**GIVEN INSTRUCTION**
Set all the material down again unchanged, without the pictures.

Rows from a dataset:
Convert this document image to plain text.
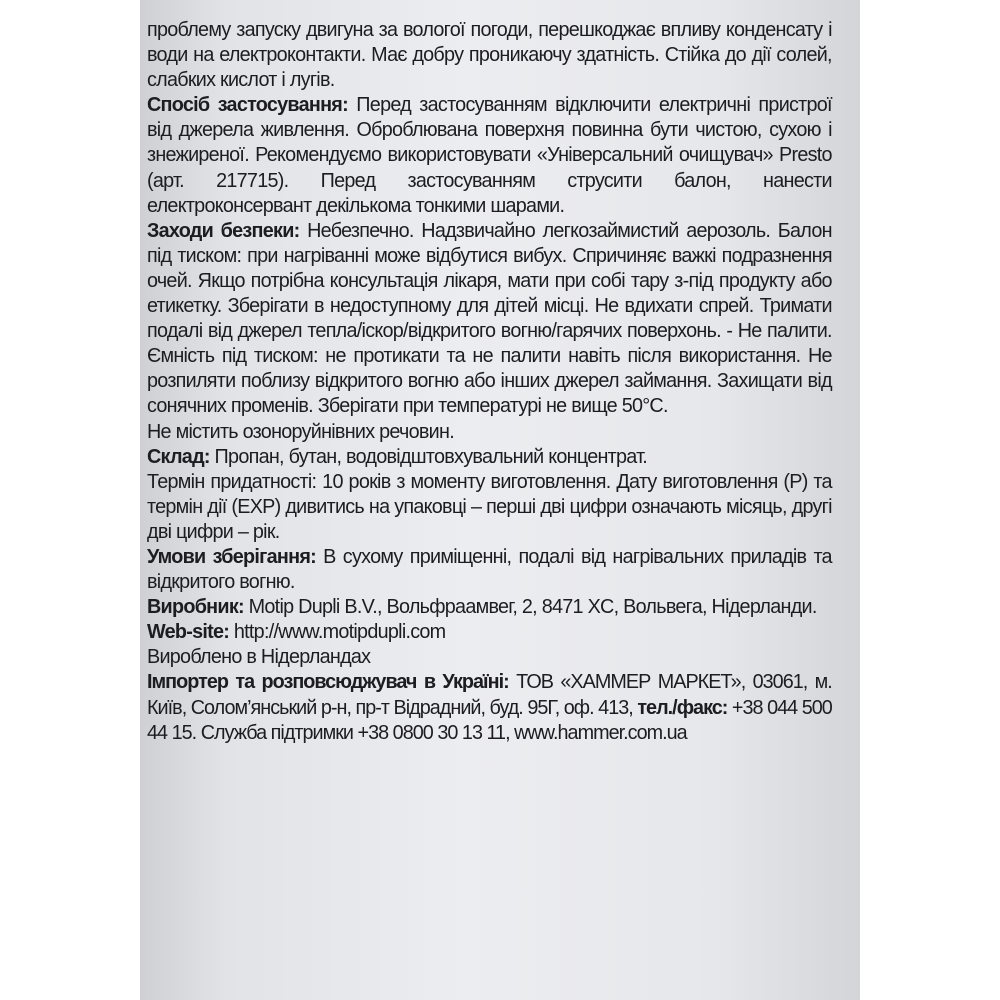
проблему запуску двигуна за вологої погоди, перешкоджає впливу конденсату і води на електроконтакти. Має добру проникаючу здатність. Стійка до дії солей, слабких кислот і лугів.

Спосіб застосування: Перед застосуванням відключити електричні пристрої від джерела живлення. Оброблювана поверхня повинна бути чистою, сухою і знежиреної. Рекомендуємо використовувати «Універсальний очищувач» Presto (арт. 217715). Перед застосуванням струсити балон, нанести електроконсервант декількома тонкими шарами.

Заходи безпеки: Небезпечно. Надзвичайно легкозаймистий аерозоль. Балон під тиском: при нагріванні може відбутися вибух. Спричиняє важкі подразнення очей. Якщо потрібна консультація лікаря, мати при собі тару з-під продукту або етикетку. Зберігати в недоступному для дітей місці. Не вдихати спрей. Тримати подалі від джерел тепла/іскор/відкритого вогню/гарячих поверхонь. - Не палити. Ємність під тиском: не протикати та не палити навіть після використання. Не розпиляти поблизу відкритого вогню або інших джерел займання. Захищати від сонячних променів. Зберігати при температурі не вище 50°C.

Не містить озоноруйнівних речовин.

Склад: Пропан, бутан, водовідштовхувальний концентрат.

Термін придатності: 10 років з моменту виготовлення. Дату виготовлення (P) та термін дії (EXP) дивитись на упаковці – перші дві цифри означають місяць, другі дві цифри – рік.

Умови зберігання: В сухому приміщенні, подалі від нагрівальних приладів та відкритого вогню.

Виробник: Motip Dupli B.V., Вольфраамвег, 2, 8471 XC, Вольвега, Нідерланди.

Web-site: http://www.motipdupli.com

Вироблено в Нідерландах

Імпортер та розповсюджувач в Україні: ТОВ «ХАММЕР МАРКЕТ», 03061, м. Київ, Солом’янський р-н, пр-т Відрадний, буд. 95Г, оф. 413, тел./факс: +38 044 500 44 15. Служба підтримки +38 0800 30 13 11, www.hammer.com.ua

**COMPLETE ANSWER**
Convert this document image to plain text.
проблему запуску двигуна за вологої погоди, перешкоджає впливу конденсату і води на електроконтакти. Має добру проникаючу здатність. Стійка до дії солей, слабких кислот і лугів.

Спосіб застосування: Перед застосуванням відключити електричні пристрої від джерела живлення. Оброблювана поверхня повинна бути чистою, сухою і знежиреної. Рекомендуємо використовувати «Універсальний очищувач» Presto (арт. 217715). Перед застосуванням струсити балон, нанести електроконсервант декількома тонкими шарами.

Заходи безпеки: Небезпечно. Надзвичайно легкозаймистий аерозоль. Балон під тиском: при нагріванні може відбутися вибух. Спричиняє важкі подразнення очей. Якщо потрібна консультація лікаря, мати при собі тару з-під продукту або етикетку. Зберігати в недоступному для дітей місці. Не вдихати спрей. Тримати подалі від джерел тепла/іскор/відкритого вогню/гарячих поверхонь. - Не палити. Ємність під тиском: не протикати та не палити навіть після використання. Не розпиляти поблизу відкритого вогню або інших джерел займання. Захищати від сонячних променів. Зберігати при температурі не вище 50°C.

Не містить озоноруйнівних речовин.

Склад: Пропан, бутан, водовідштовхувальний концентрат.

Термін придатності: 10 років з моменту виготовлення. Дату виготовлення (P) та термін дії (EXP) дивитись на упаковці – перші дві цифри означають місяць, другі дві цифри – рік.

Умови зберігання: В сухому приміщенні, подалі від нагрівальних приладів та відкритого вогню.

Виробник: Motip Dupli B.V., Вольфраамвег, 2, 8471 XC, Вольвега, Нідерланди.

Web-site: http://www.motipdupli.com

Вироблено в Нідерландах

Імпортер та розповсюджувач в Україні: ТОВ «ХАММЕР МАРКЕТ», 03061, м. Київ, Солом’янський р-н, пр-т Відрадний, буд. 95Г, оф. 413, тел./факс: +38 044 500 44 15. Служба підтримки +38 0800 30 13 11, www.hammer.com.ua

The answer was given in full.